- [What the task requires] Go over the entries below line by line, copying each one that contains the word "title".

---------- Materials provided

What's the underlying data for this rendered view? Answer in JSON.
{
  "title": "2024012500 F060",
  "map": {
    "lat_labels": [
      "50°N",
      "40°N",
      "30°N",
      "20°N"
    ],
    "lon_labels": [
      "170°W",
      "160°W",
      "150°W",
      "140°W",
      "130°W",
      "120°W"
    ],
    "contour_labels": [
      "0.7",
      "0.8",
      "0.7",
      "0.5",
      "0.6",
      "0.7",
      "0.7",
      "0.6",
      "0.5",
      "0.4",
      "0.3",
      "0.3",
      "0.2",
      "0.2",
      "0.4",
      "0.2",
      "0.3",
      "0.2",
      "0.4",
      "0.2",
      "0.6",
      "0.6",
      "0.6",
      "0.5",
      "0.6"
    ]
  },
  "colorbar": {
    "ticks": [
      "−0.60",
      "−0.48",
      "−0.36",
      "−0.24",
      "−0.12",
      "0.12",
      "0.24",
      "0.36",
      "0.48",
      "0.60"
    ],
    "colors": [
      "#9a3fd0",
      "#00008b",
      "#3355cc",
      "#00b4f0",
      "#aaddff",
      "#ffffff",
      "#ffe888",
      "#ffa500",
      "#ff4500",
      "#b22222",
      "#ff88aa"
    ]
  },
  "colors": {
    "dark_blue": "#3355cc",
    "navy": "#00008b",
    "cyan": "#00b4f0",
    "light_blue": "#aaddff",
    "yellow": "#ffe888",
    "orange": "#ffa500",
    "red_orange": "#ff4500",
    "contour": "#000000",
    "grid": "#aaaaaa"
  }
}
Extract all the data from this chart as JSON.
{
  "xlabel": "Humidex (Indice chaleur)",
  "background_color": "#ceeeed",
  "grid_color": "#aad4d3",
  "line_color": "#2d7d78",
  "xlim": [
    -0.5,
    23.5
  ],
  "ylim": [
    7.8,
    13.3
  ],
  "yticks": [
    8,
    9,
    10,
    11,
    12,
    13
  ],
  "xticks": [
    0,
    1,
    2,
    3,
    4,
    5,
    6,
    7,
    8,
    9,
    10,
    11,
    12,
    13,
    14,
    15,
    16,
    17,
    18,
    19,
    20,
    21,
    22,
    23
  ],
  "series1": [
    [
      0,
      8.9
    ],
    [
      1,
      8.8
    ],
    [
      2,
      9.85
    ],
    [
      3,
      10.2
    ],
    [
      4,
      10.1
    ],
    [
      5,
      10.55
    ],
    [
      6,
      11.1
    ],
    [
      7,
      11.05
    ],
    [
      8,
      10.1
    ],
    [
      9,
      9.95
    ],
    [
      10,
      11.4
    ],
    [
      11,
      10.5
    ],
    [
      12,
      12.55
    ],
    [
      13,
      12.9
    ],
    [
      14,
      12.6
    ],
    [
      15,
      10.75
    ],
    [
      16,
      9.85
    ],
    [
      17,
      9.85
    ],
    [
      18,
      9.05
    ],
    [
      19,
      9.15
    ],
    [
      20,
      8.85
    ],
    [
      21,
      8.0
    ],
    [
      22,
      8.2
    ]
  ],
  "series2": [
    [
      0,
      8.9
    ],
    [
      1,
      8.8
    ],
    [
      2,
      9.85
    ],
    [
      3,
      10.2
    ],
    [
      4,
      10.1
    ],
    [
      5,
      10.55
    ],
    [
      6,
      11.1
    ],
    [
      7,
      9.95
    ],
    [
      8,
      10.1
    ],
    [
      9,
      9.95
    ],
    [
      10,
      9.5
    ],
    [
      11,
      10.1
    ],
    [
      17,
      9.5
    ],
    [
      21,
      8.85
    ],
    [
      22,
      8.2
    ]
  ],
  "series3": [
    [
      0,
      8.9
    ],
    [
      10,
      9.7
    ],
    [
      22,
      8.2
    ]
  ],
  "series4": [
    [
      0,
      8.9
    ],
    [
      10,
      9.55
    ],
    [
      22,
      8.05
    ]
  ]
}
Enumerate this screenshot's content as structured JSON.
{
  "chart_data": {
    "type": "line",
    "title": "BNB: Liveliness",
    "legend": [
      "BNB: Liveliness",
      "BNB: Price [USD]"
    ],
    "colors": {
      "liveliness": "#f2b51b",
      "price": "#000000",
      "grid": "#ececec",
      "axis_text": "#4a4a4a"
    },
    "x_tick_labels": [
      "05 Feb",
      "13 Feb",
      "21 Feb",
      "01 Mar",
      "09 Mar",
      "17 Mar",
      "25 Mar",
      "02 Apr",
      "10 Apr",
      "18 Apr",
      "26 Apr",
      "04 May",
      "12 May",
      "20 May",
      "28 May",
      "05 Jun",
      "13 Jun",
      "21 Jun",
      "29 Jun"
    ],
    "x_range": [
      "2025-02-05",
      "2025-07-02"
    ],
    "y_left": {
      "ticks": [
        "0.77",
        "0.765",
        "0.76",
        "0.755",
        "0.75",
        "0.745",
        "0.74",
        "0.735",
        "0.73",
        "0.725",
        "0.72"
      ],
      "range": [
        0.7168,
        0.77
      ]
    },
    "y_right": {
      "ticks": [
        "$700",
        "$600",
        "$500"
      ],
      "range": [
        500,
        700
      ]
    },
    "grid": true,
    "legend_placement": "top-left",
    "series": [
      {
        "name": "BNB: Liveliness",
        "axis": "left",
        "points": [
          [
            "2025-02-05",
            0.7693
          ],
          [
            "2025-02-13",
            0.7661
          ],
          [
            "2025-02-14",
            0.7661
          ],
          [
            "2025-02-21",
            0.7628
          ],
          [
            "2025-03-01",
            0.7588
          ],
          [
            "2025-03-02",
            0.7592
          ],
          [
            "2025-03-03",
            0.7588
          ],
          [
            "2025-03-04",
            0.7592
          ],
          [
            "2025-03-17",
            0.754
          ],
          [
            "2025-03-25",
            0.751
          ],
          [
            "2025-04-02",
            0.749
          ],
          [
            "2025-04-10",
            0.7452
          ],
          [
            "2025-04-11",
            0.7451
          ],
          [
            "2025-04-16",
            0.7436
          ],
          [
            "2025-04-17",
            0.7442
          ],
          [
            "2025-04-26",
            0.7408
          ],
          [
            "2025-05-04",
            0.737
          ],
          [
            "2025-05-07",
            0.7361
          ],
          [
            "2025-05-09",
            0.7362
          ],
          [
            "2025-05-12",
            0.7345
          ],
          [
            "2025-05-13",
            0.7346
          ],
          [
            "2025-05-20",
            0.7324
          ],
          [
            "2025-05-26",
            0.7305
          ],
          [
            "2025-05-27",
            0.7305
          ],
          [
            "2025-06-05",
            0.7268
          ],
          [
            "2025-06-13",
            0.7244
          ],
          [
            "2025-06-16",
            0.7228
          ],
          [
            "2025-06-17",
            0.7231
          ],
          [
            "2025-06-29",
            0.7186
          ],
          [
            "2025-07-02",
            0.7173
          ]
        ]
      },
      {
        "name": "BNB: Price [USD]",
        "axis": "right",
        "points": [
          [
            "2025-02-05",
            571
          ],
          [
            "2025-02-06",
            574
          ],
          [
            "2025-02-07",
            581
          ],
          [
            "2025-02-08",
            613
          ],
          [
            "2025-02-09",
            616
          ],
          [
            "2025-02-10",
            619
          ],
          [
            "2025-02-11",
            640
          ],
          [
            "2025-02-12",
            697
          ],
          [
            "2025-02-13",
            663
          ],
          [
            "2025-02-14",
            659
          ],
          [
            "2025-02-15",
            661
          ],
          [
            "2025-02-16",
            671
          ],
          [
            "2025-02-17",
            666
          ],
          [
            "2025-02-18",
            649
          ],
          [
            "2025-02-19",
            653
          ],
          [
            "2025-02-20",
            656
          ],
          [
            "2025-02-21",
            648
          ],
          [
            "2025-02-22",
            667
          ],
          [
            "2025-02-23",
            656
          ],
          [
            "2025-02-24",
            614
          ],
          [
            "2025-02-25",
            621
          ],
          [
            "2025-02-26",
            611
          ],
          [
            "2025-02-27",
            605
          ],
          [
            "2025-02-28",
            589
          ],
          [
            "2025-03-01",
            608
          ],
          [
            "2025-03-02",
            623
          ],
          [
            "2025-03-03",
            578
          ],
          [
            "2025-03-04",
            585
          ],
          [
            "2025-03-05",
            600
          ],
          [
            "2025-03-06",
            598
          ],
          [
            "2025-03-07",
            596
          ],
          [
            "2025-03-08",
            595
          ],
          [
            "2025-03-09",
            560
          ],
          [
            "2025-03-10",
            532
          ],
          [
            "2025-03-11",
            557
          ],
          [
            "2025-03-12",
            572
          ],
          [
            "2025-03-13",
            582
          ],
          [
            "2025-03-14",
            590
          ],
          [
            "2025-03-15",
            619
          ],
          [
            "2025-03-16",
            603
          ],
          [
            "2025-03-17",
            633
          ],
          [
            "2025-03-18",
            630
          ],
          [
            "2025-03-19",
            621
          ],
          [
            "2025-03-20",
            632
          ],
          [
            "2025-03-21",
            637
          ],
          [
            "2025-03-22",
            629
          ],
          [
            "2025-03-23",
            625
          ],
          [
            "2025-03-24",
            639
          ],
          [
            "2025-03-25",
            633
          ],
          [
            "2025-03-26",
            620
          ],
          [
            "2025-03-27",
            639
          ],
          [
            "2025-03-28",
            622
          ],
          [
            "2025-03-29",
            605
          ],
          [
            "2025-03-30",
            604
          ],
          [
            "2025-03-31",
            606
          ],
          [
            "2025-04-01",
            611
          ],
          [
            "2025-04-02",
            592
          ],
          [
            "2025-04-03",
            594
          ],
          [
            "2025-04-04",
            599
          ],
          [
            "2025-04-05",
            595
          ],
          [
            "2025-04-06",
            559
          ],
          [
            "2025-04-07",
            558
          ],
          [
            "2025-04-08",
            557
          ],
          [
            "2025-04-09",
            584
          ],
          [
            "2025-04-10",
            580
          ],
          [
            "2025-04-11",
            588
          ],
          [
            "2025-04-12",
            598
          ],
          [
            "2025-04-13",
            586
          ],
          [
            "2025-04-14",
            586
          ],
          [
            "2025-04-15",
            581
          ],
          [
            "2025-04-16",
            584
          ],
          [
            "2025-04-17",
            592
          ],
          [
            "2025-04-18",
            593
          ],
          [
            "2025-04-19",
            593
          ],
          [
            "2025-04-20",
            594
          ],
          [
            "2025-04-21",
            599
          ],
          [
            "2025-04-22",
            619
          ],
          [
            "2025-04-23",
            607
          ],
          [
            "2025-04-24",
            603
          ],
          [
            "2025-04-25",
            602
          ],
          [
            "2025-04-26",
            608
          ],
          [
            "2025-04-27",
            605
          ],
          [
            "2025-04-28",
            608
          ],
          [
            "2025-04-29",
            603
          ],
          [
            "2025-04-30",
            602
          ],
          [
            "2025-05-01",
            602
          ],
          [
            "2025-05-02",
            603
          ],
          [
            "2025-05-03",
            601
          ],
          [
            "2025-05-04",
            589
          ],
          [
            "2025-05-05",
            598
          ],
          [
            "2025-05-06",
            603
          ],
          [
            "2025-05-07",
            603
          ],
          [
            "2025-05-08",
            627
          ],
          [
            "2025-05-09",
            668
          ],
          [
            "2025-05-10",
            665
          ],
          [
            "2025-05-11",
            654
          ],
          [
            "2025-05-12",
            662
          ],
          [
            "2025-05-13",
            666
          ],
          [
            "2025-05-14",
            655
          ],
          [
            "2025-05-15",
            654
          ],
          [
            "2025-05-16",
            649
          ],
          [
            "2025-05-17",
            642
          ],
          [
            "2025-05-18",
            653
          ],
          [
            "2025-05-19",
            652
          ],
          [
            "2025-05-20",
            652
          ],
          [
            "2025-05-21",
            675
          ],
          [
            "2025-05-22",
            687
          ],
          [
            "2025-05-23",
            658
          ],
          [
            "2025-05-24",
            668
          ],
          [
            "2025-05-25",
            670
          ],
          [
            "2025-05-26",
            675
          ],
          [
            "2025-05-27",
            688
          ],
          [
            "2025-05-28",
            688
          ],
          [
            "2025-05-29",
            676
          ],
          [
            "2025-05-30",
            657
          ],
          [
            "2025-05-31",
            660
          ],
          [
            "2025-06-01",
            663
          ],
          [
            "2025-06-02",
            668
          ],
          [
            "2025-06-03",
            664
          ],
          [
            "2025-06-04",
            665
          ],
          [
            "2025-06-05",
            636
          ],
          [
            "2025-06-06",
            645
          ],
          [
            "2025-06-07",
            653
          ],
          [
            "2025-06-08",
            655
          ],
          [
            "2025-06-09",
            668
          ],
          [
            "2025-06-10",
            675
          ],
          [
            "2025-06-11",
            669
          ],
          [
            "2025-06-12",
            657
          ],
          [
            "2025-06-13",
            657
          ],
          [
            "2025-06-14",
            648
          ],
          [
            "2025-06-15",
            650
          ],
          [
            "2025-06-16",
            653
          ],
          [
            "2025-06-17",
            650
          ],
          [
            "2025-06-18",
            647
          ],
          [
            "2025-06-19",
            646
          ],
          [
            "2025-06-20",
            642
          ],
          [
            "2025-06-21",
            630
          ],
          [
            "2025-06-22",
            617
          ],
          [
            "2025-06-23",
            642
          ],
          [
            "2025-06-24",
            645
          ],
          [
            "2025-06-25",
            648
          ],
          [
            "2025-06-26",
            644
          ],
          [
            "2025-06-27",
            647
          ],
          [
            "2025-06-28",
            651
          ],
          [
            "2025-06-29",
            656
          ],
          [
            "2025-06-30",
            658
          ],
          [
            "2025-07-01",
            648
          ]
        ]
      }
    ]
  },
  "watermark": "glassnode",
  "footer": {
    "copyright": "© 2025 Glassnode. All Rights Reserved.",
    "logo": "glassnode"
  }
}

--------------------

- [Solved problem]
  "title": "2024012500 F060",
    "title": "BNB: Liveliness",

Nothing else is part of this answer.